EXERCISE REQUIREMENTS: Repeat each record below exactly, dropping the pictures.

[Data extracted from a collection]
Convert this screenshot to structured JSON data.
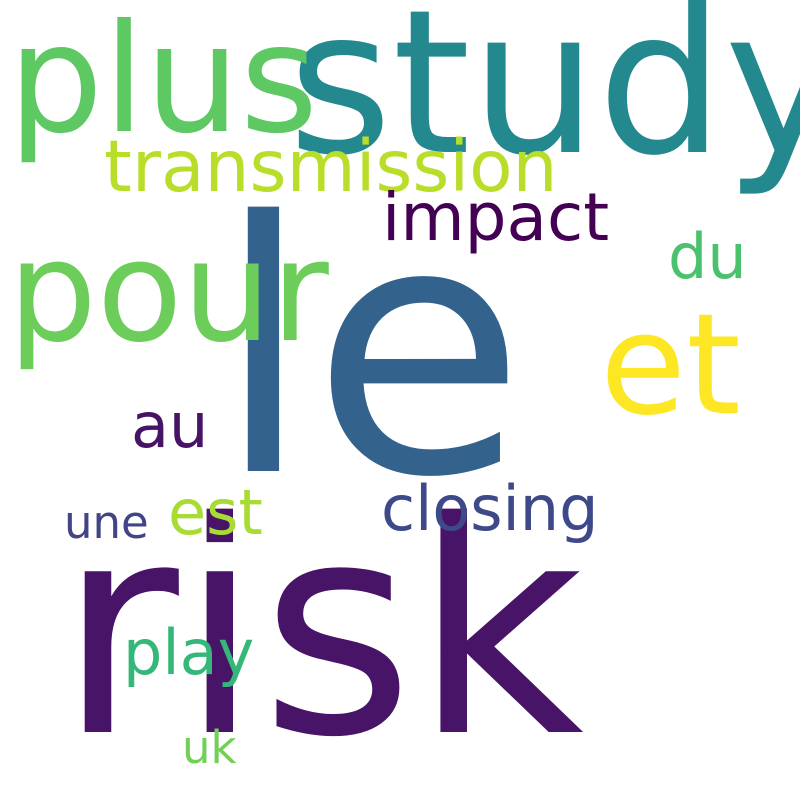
{
  "words": [
    {
      "id": "le",
      "text": "le",
      "color": "#33638d"
    },
    {
      "id": "risk",
      "text": "risk",
      "color": "#481467"
    },
    {
      "id": "study",
      "text": "study",
      "color": "#23898e"
    },
    {
      "id": "plus",
      "text": "plus",
      "color": "#5ec962"
    },
    {
      "id": "pour",
      "text": "pour",
      "color": "#6ccd5a"
    },
    {
      "id": "et",
      "text": "et",
      "color": "#fde725"
    },
    {
      "id": "transmission",
      "text": "transmission",
      "color": "#b8de29"
    },
    {
      "id": "impact",
      "text": "impact",
      "color": "#440154"
    },
    {
      "id": "closing",
      "text": "closing",
      "color": "#3e4989"
    },
    {
      "id": "est",
      "text": "est",
      "color": "#a8db34"
    },
    {
      "id": "du",
      "text": "du",
      "color": "#4ac16d"
    },
    {
      "id": "au",
      "text": "au",
      "color": "#471365"
    },
    {
      "id": "play",
      "text": "play",
      "color": "#35b779"
    },
    {
      "id": "une",
      "text": "une",
      "color": "#414487"
    },
    {
      "id": "uk",
      "text": "uk",
      "color": "#73d056"
    }
  ]
}
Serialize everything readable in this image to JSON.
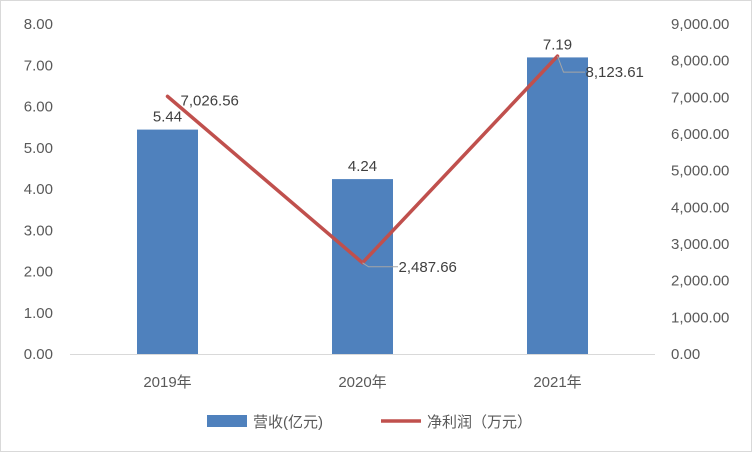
{
  "chart_data": {
    "type": "bar",
    "title": "",
    "categories": [
      "2019年",
      "2020年",
      "2021年"
    ],
    "series": [
      {
        "name": "营收(亿元)",
        "type": "bar",
        "axis": "left",
        "values": [
          5.44,
          4.24,
          7.19
        ],
        "labels": [
          "5.44",
          "4.24",
          "7.19"
        ],
        "color": "#4f81bd"
      },
      {
        "name": "净利润（万元）",
        "type": "line",
        "axis": "right",
        "values": [
          7026.56,
          2487.66,
          8123.61
        ],
        "labels": [
          "7,026.56",
          "2,487.66",
          "8,123.61"
        ],
        "color": "#c0504d"
      }
    ],
    "y_left": {
      "range": [
        0,
        8
      ],
      "ticks": [
        "0.00",
        "1.00",
        "2.00",
        "3.00",
        "4.00",
        "5.00",
        "6.00",
        "7.00",
        "8.00"
      ]
    },
    "y_right": {
      "range": [
        0,
        9000
      ],
      "ticks": [
        "0.00",
        "1,000.00",
        "2,000.00",
        "3,000.00",
        "4,000.00",
        "5,000.00",
        "6,000.00",
        "7,000.00",
        "8,000.00",
        "9,000.00"
      ]
    },
    "grid": false,
    "legend": "bottom"
  }
}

SOLUTION BELOW:
Convert this screenshot to structured JSON data.
{
  "words": [
    {
      "id": "le",
      "text": "le",
      "color": "#33638d"
    },
    {
      "id": "risk",
      "text": "risk",
      "color": "#481467"
    },
    {
      "id": "study",
      "text": "study",
      "color": "#23898e"
    },
    {
      "id": "plus",
      "text": "plus",
      "color": "#5ec962"
    },
    {
      "id": "pour",
      "text": "pour",
      "color": "#6ccd5a"
    },
    {
      "id": "et",
      "text": "et",
      "color": "#fde725"
    },
    {
      "id": "transmission",
      "text": "transmission",
      "color": "#b8de29"
    },
    {
      "id": "impact",
      "text": "impact",
      "color": "#440154"
    },
    {
      "id": "closing",
      "text": "closing",
      "color": "#3e4989"
    },
    {
      "id": "est",
      "text": "est",
      "color": "#a8db34"
    },
    {
      "id": "du",
      "text": "du",
      "color": "#4ac16d"
    },
    {
      "id": "au",
      "text": "au",
      "color": "#471365"
    },
    {
      "id": "play",
      "text": "play",
      "color": "#35b779"
    },
    {
      "id": "une",
      "text": "une",
      "color": "#414487"
    },
    {
      "id": "uk",
      "text": "uk",
      "color": "#73d056"
    }
  ]
}
Serialize everything readable in this image to JSON.
{
  "chart_data": {
    "type": "bar",
    "title": "",
    "categories": [
      "2019年",
      "2020年",
      "2021年"
    ],
    "series": [
      {
        "name": "营收(亿元)",
        "type": "bar",
        "axis": "left",
        "values": [
          5.44,
          4.24,
          7.19
        ],
        "labels": [
          "5.44",
          "4.24",
          "7.19"
        ],
        "color": "#4f81bd"
      },
      {
        "name": "净利润（万元）",
        "type": "line",
        "axis": "right",
        "values": [
          7026.56,
          2487.66,
          8123.61
        ],
        "labels": [
          "7,026.56",
          "2,487.66",
          "8,123.61"
        ],
        "color": "#c0504d"
      }
    ],
    "y_left": {
      "range": [
        0,
        8
      ],
      "ticks": [
        "0.00",
        "1.00",
        "2.00",
        "3.00",
        "4.00",
        "5.00",
        "6.00",
        "7.00",
        "8.00"
      ]
    },
    "y_right": {
      "range": [
        0,
        9000
      ],
      "ticks": [
        "0.00",
        "1,000.00",
        "2,000.00",
        "3,000.00",
        "4,000.00",
        "5,000.00",
        "6,000.00",
        "7,000.00",
        "8,000.00",
        "9,000.00"
      ]
    },
    "grid": false,
    "legend": "bottom"
  }
}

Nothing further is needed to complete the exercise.